RECORDS FOR THIS TASK

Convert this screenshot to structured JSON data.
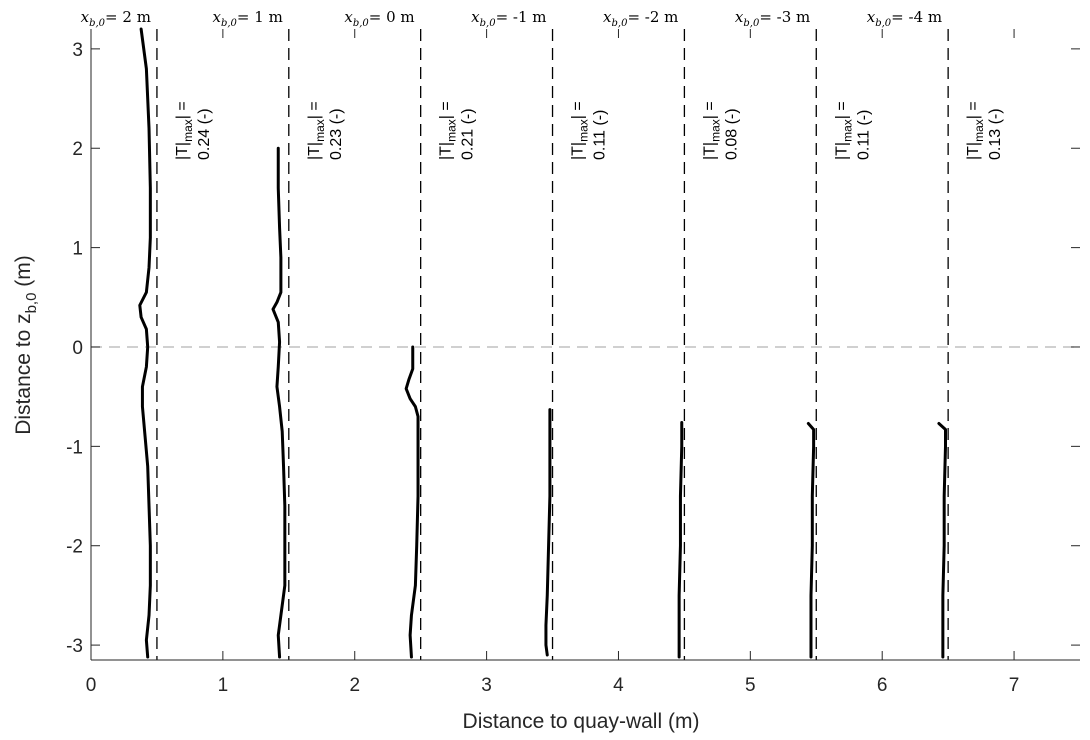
{
  "chart_data": {
    "type": "line",
    "xlabel": "Distance to quay-wall (m)",
    "ylabel_main": "Distance to z",
    "ylabel_sub": "b,0",
    "ylabel_suffix": " (m)",
    "xlim": [
      0,
      7.5
    ],
    "ylim": [
      -3.15,
      3.2
    ],
    "xticks": [
      0,
      1,
      2,
      3,
      4,
      5,
      6,
      7
    ],
    "yticks": [
      -3,
      -2,
      -1,
      0,
      1,
      2,
      3
    ],
    "grid": false,
    "zero_line": {
      "y": 0,
      "style": "dashed",
      "color": "#b3b3b3"
    },
    "colors": {
      "profile": "#000000",
      "wall_line": "#000000",
      "zero_line": "#b3b3b3",
      "axis": "#262626"
    },
    "series": [
      {
        "top_label": "= 2 m",
        "wall_x": 0.5,
        "annotation_line1_prefix": "|T|",
        "annotation_line1_sub": "max",
        "annotation_line1_suffix": "| =",
        "annotation_line2": "0.24 (-)",
        "points": [
          [
            0.38,
            3.2
          ],
          [
            0.42,
            2.8
          ],
          [
            0.44,
            2.2
          ],
          [
            0.45,
            1.6
          ],
          [
            0.45,
            1.1
          ],
          [
            0.44,
            0.8
          ],
          [
            0.42,
            0.55
          ],
          [
            0.37,
            0.42
          ],
          [
            0.38,
            0.3
          ],
          [
            0.42,
            0.18
          ],
          [
            0.43,
            0.0
          ],
          [
            0.42,
            -0.2
          ],
          [
            0.39,
            -0.4
          ],
          [
            0.39,
            -0.6
          ],
          [
            0.41,
            -0.9
          ],
          [
            0.43,
            -1.2
          ],
          [
            0.44,
            -1.6
          ],
          [
            0.45,
            -2.0
          ],
          [
            0.45,
            -2.4
          ],
          [
            0.44,
            -2.7
          ],
          [
            0.42,
            -2.95
          ],
          [
            0.43,
            -3.12
          ]
        ]
      },
      {
        "top_label": "= 1 m",
        "wall_x": 1.5,
        "annotation_line1_prefix": "|T|",
        "annotation_line1_sub": "max",
        "annotation_line1_suffix": "| =",
        "annotation_line2": "0.23 (-)",
        "points": [
          [
            1.42,
            2.0
          ],
          [
            1.42,
            1.6
          ],
          [
            1.43,
            1.2
          ],
          [
            1.44,
            0.9
          ],
          [
            1.44,
            0.55
          ],
          [
            1.41,
            0.45
          ],
          [
            1.38,
            0.38
          ],
          [
            1.42,
            0.25
          ],
          [
            1.43,
            0.05
          ],
          [
            1.42,
            -0.2
          ],
          [
            1.41,
            -0.4
          ],
          [
            1.43,
            -0.6
          ],
          [
            1.45,
            -0.85
          ],
          [
            1.46,
            -1.2
          ],
          [
            1.47,
            -1.6
          ],
          [
            1.47,
            -2.0
          ],
          [
            1.47,
            -2.4
          ],
          [
            1.44,
            -2.7
          ],
          [
            1.42,
            -2.9
          ],
          [
            1.43,
            -3.12
          ]
        ]
      },
      {
        "top_label": "= 0 m",
        "wall_x": 2.5,
        "annotation_line1_prefix": "|T|",
        "annotation_line1_sub": "max",
        "annotation_line1_suffix": "| =",
        "annotation_line2": "0.21 (-)",
        "points": [
          [
            2.44,
            0.0
          ],
          [
            2.44,
            -0.22
          ],
          [
            2.41,
            -0.33
          ],
          [
            2.39,
            -0.42
          ],
          [
            2.42,
            -0.52
          ],
          [
            2.46,
            -0.6
          ],
          [
            2.48,
            -0.7
          ],
          [
            2.48,
            -1.0
          ],
          [
            2.48,
            -1.5
          ],
          [
            2.47,
            -2.0
          ],
          [
            2.46,
            -2.4
          ],
          [
            2.43,
            -2.7
          ],
          [
            2.42,
            -2.9
          ],
          [
            2.43,
            -3.12
          ]
        ]
      },
      {
        "top_label": "= -1 m",
        "wall_x": 3.5,
        "annotation_line1_prefix": "|T|",
        "annotation_line1_sub": "max",
        "annotation_line1_suffix": "| =",
        "annotation_line2": "0.11 (-)",
        "points": [
          [
            3.48,
            -0.63
          ],
          [
            3.48,
            -1.0
          ],
          [
            3.48,
            -1.5
          ],
          [
            3.47,
            -2.0
          ],
          [
            3.46,
            -2.5
          ],
          [
            3.45,
            -2.8
          ],
          [
            3.45,
            -3.0
          ],
          [
            3.46,
            -3.1
          ]
        ]
      },
      {
        "top_label": "= -2 m",
        "wall_x": 4.5,
        "annotation_line1_prefix": "|T|",
        "annotation_line1_sub": "max",
        "annotation_line1_suffix": "| =",
        "annotation_line2": "0.08 (-)",
        "points": [
          [
            4.48,
            -0.76
          ],
          [
            4.48,
            -1.0
          ],
          [
            4.47,
            -1.5
          ],
          [
            4.47,
            -2.0
          ],
          [
            4.46,
            -2.5
          ],
          [
            4.46,
            -2.9
          ],
          [
            4.46,
            -3.12
          ]
        ]
      },
      {
        "top_label": "= -3 m",
        "wall_x": 5.5,
        "annotation_line1_prefix": "|T|",
        "annotation_line1_sub": "max",
        "annotation_line1_suffix": "| =",
        "annotation_line2": "0.11 (-)",
        "points": [
          [
            5.44,
            -0.77
          ],
          [
            5.48,
            -0.83
          ],
          [
            5.48,
            -1.0
          ],
          [
            5.47,
            -1.5
          ],
          [
            5.47,
            -2.0
          ],
          [
            5.46,
            -2.5
          ],
          [
            5.46,
            -2.9
          ],
          [
            5.46,
            -3.12
          ]
        ]
      },
      {
        "top_label": "= -4 m",
        "wall_x": 6.5,
        "annotation_line1_prefix": "|T|",
        "annotation_line1_sub": "max",
        "annotation_line1_suffix": "| =",
        "annotation_line2": "0.13 (-)",
        "points": [
          [
            6.43,
            -0.77
          ],
          [
            6.48,
            -0.83
          ],
          [
            6.48,
            -1.0
          ],
          [
            6.47,
            -1.5
          ],
          [
            6.47,
            -2.0
          ],
          [
            6.46,
            -2.5
          ],
          [
            6.46,
            -2.9
          ],
          [
            6.46,
            -3.12
          ]
        ]
      }
    ],
    "top_label_var": "x",
    "top_label_sub": "b,0"
  }
}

TASK REQUIREMENTS
Without the pictures, repeat the listing above exactly.

RIGHT ANSWER
Convert this screenshot to structured JSON data.
{
  "chart_data": {
    "type": "line",
    "xlabel": "Distance to quay-wall (m)",
    "ylabel_main": "Distance to z",
    "ylabel_sub": "b,0",
    "ylabel_suffix": " (m)",
    "xlim": [
      0,
      7.5
    ],
    "ylim": [
      -3.15,
      3.2
    ],
    "xticks": [
      0,
      1,
      2,
      3,
      4,
      5,
      6,
      7
    ],
    "yticks": [
      -3,
      -2,
      -1,
      0,
      1,
      2,
      3
    ],
    "grid": false,
    "zero_line": {
      "y": 0,
      "style": "dashed",
      "color": "#b3b3b3"
    },
    "colors": {
      "profile": "#000000",
      "wall_line": "#000000",
      "zero_line": "#b3b3b3",
      "axis": "#262626"
    },
    "series": [
      {
        "top_label": "= 2 m",
        "wall_x": 0.5,
        "annotation_line1_prefix": "|T|",
        "annotation_line1_sub": "max",
        "annotation_line1_suffix": "| =",
        "annotation_line2": "0.24 (-)",
        "points": [
          [
            0.38,
            3.2
          ],
          [
            0.42,
            2.8
          ],
          [
            0.44,
            2.2
          ],
          [
            0.45,
            1.6
          ],
          [
            0.45,
            1.1
          ],
          [
            0.44,
            0.8
          ],
          [
            0.42,
            0.55
          ],
          [
            0.37,
            0.42
          ],
          [
            0.38,
            0.3
          ],
          [
            0.42,
            0.18
          ],
          [
            0.43,
            0.0
          ],
          [
            0.42,
            -0.2
          ],
          [
            0.39,
            -0.4
          ],
          [
            0.39,
            -0.6
          ],
          [
            0.41,
            -0.9
          ],
          [
            0.43,
            -1.2
          ],
          [
            0.44,
            -1.6
          ],
          [
            0.45,
            -2.0
          ],
          [
            0.45,
            -2.4
          ],
          [
            0.44,
            -2.7
          ],
          [
            0.42,
            -2.95
          ],
          [
            0.43,
            -3.12
          ]
        ]
      },
      {
        "top_label": "= 1 m",
        "wall_x": 1.5,
        "annotation_line1_prefix": "|T|",
        "annotation_line1_sub": "max",
        "annotation_line1_suffix": "| =",
        "annotation_line2": "0.23 (-)",
        "points": [
          [
            1.42,
            2.0
          ],
          [
            1.42,
            1.6
          ],
          [
            1.43,
            1.2
          ],
          [
            1.44,
            0.9
          ],
          [
            1.44,
            0.55
          ],
          [
            1.41,
            0.45
          ],
          [
            1.38,
            0.38
          ],
          [
            1.42,
            0.25
          ],
          [
            1.43,
            0.05
          ],
          [
            1.42,
            -0.2
          ],
          [
            1.41,
            -0.4
          ],
          [
            1.43,
            -0.6
          ],
          [
            1.45,
            -0.85
          ],
          [
            1.46,
            -1.2
          ],
          [
            1.47,
            -1.6
          ],
          [
            1.47,
            -2.0
          ],
          [
            1.47,
            -2.4
          ],
          [
            1.44,
            -2.7
          ],
          [
            1.42,
            -2.9
          ],
          [
            1.43,
            -3.12
          ]
        ]
      },
      {
        "top_label": "= 0 m",
        "wall_x": 2.5,
        "annotation_line1_prefix": "|T|",
        "annotation_line1_sub": "max",
        "annotation_line1_suffix": "| =",
        "annotation_line2": "0.21 (-)",
        "points": [
          [
            2.44,
            0.0
          ],
          [
            2.44,
            -0.22
          ],
          [
            2.41,
            -0.33
          ],
          [
            2.39,
            -0.42
          ],
          [
            2.42,
            -0.52
          ],
          [
            2.46,
            -0.6
          ],
          [
            2.48,
            -0.7
          ],
          [
            2.48,
            -1.0
          ],
          [
            2.48,
            -1.5
          ],
          [
            2.47,
            -2.0
          ],
          [
            2.46,
            -2.4
          ],
          [
            2.43,
            -2.7
          ],
          [
            2.42,
            -2.9
          ],
          [
            2.43,
            -3.12
          ]
        ]
      },
      {
        "top_label": "= -1 m",
        "wall_x": 3.5,
        "annotation_line1_prefix": "|T|",
        "annotation_line1_sub": "max",
        "annotation_line1_suffix": "| =",
        "annotation_line2": "0.11 (-)",
        "points": [
          [
            3.48,
            -0.63
          ],
          [
            3.48,
            -1.0
          ],
          [
            3.48,
            -1.5
          ],
          [
            3.47,
            -2.0
          ],
          [
            3.46,
            -2.5
          ],
          [
            3.45,
            -2.8
          ],
          [
            3.45,
            -3.0
          ],
          [
            3.46,
            -3.1
          ]
        ]
      },
      {
        "top_label": "= -2 m",
        "wall_x": 4.5,
        "annotation_line1_prefix": "|T|",
        "annotation_line1_sub": "max",
        "annotation_line1_suffix": "| =",
        "annotation_line2": "0.08 (-)",
        "points": [
          [
            4.48,
            -0.76
          ],
          [
            4.48,
            -1.0
          ],
          [
            4.47,
            -1.5
          ],
          [
            4.47,
            -2.0
          ],
          [
            4.46,
            -2.5
          ],
          [
            4.46,
            -2.9
          ],
          [
            4.46,
            -3.12
          ]
        ]
      },
      {
        "top_label": "= -3 m",
        "wall_x": 5.5,
        "annotation_line1_prefix": "|T|",
        "annotation_line1_sub": "max",
        "annotation_line1_suffix": "| =",
        "annotation_line2": "0.11 (-)",
        "points": [
          [
            5.44,
            -0.77
          ],
          [
            5.48,
            -0.83
          ],
          [
            5.48,
            -1.0
          ],
          [
            5.47,
            -1.5
          ],
          [
            5.47,
            -2.0
          ],
          [
            5.46,
            -2.5
          ],
          [
            5.46,
            -2.9
          ],
          [
            5.46,
            -3.12
          ]
        ]
      },
      {
        "top_label": "= -4 m",
        "wall_x": 6.5,
        "annotation_line1_prefix": "|T|",
        "annotation_line1_sub": "max",
        "annotation_line1_suffix": "| =",
        "annotation_line2": "0.13 (-)",
        "points": [
          [
            6.43,
            -0.77
          ],
          [
            6.48,
            -0.83
          ],
          [
            6.48,
            -1.0
          ],
          [
            6.47,
            -1.5
          ],
          [
            6.47,
            -2.0
          ],
          [
            6.46,
            -2.5
          ],
          [
            6.46,
            -2.9
          ],
          [
            6.46,
            -3.12
          ]
        ]
      }
    ],
    "top_label_var": "x",
    "top_label_sub": "b,0"
  }
}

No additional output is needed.